§ **EXERCISE AIM**
Every record should be written out exactly, please.

§ **EXTRACTED DATA**
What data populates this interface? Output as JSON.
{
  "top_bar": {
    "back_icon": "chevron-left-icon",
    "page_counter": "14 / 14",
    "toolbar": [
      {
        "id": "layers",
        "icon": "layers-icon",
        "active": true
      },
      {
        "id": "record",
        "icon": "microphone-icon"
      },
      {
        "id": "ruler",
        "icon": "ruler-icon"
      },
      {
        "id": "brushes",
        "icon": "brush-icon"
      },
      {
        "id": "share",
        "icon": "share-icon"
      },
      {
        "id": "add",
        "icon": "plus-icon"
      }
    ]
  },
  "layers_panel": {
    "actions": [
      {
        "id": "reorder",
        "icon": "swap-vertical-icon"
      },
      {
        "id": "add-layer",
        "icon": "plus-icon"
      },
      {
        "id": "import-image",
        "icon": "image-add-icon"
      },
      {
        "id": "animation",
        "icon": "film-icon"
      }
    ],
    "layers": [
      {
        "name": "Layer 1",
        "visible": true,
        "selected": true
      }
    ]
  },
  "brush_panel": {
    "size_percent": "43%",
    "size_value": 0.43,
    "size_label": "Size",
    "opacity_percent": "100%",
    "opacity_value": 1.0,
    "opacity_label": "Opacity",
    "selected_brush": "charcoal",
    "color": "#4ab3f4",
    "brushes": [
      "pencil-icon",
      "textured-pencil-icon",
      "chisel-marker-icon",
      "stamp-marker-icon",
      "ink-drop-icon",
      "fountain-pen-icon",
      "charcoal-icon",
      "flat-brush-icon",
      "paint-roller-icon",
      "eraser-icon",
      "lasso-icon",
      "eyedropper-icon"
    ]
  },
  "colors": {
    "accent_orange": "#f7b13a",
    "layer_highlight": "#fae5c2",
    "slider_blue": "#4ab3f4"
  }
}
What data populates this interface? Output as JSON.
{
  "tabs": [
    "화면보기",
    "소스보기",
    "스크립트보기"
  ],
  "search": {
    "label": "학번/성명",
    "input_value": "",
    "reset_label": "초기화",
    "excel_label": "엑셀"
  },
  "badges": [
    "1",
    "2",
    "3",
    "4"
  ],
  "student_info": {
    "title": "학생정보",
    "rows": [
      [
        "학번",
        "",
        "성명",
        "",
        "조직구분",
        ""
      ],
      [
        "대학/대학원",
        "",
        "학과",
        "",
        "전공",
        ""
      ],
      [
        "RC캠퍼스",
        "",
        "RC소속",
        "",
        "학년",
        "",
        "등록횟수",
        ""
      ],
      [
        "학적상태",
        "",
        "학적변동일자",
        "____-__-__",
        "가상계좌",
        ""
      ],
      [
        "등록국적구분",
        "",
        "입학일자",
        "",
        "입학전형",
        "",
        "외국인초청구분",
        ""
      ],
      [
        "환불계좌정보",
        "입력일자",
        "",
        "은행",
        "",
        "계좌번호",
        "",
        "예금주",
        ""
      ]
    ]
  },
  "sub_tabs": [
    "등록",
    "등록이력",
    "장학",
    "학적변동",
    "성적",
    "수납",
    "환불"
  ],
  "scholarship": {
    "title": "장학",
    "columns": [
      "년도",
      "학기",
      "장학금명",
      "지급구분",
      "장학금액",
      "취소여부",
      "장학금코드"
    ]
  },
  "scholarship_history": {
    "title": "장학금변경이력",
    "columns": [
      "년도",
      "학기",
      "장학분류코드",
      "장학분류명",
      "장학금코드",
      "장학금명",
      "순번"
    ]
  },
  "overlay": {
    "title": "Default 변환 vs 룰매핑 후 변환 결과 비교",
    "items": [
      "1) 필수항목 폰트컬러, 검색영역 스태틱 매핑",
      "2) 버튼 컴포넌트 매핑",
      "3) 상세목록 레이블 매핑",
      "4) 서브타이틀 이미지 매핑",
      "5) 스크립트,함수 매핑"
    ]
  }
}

§ **TASK OUTPUT**
What data populates this interface? Output as JSON.
{
  "top_bar": {
    "back_icon": "chevron-left-icon",
    "page_counter": "14 / 14",
    "toolbar": [
      {
        "id": "layers",
        "icon": "layers-icon",
        "active": true
      },
      {
        "id": "record",
        "icon": "microphone-icon"
      },
      {
        "id": "ruler",
        "icon": "ruler-icon"
      },
      {
        "id": "brushes",
        "icon": "brush-icon"
      },
      {
        "id": "share",
        "icon": "share-icon"
      },
      {
        "id": "add",
        "icon": "plus-icon"
      }
    ]
  },
  "layers_panel": {
    "actions": [
      {
        "id": "reorder",
        "icon": "swap-vertical-icon"
      },
      {
        "id": "add-layer",
        "icon": "plus-icon"
      },
      {
        "id": "import-image",
        "icon": "image-add-icon"
      },
      {
        "id": "animation",
        "icon": "film-icon"
      }
    ],
    "layers": [
      {
        "name": "Layer 1",
        "visible": true,
        "selected": true
      }
    ]
  },
  "brush_panel": {
    "size_percent": "43%",
    "size_value": 0.43,
    "size_label": "Size",
    "opacity_percent": "100%",
    "opacity_value": 1.0,
    "opacity_label": "Opacity",
    "selected_brush": "charcoal",
    "color": "#4ab3f4",
    "brushes": [
      "pencil-icon",
      "textured-pencil-icon",
      "chisel-marker-icon",
      "stamp-marker-icon",
      "ink-drop-icon",
      "fountain-pen-icon",
      "charcoal-icon",
      "flat-brush-icon",
      "paint-roller-icon",
      "eraser-icon",
      "lasso-icon",
      "eyedropper-icon"
    ]
  },
  "colors": {
    "accent_orange": "#f7b13a",
    "layer_highlight": "#fae5c2",
    "slider_blue": "#4ab3f4"
  }
}
What data populates this interface? Output as JSON.
{
  "tabs": [
    "화면보기",
    "소스보기",
    "스크립트보기"
  ],
  "search": {
    "label": "학번/성명",
    "input_value": "",
    "reset_label": "초기화",
    "excel_label": "엑셀"
  },
  "badges": [
    "1",
    "2",
    "3",
    "4"
  ],
  "student_info": {
    "title": "학생정보",
    "rows": [
      [
        "학번",
        "",
        "성명",
        "",
        "조직구분",
        ""
      ],
      [
        "대학/대학원",
        "",
        "학과",
        "",
        "전공",
        ""
      ],
      [
        "RC캠퍼스",
        "",
        "RC소속",
        "",
        "학년",
        "",
        "등록횟수",
        ""
      ],
      [
        "학적상태",
        "",
        "학적변동일자",
        "____-__-__",
        "가상계좌",
        ""
      ],
      [
        "등록국적구분",
        "",
        "입학일자",
        "",
        "입학전형",
        "",
        "외국인초청구분",
        ""
      ],
      [
        "환불계좌정보",
        "입력일자",
        "",
        "은행",
        "",
        "계좌번호",
        "",
        "예금주",
        ""
      ]
    ]
  },
  "sub_tabs": [
    "등록",
    "등록이력",
    "장학",
    "학적변동",
    "성적",
    "수납",
    "환불"
  ],
  "scholarship": {
    "title": "장학",
    "columns": [
      "년도",
      "학기",
      "장학금명",
      "지급구분",
      "장학금액",
      "취소여부",
      "장학금코드"
    ]
  },
  "scholarship_history": {
    "title": "장학금변경이력",
    "columns": [
      "년도",
      "학기",
      "장학분류코드",
      "장학분류명",
      "장학금코드",
      "장학금명",
      "순번"
    ]
  },
  "overlay": {
    "title": "Default 변환 vs 룰매핑 후 변환 결과 비교",
    "items": [
      "1) 필수항목 폰트컬러, 검색영역 스태틱 매핑",
      "2) 버튼 컴포넌트 매핑",
      "3) 상세목록 레이블 매핑",
      "4) 서브타이틀 이미지 매핑",
      "5) 스크립트,함수 매핑"
    ]
  }
}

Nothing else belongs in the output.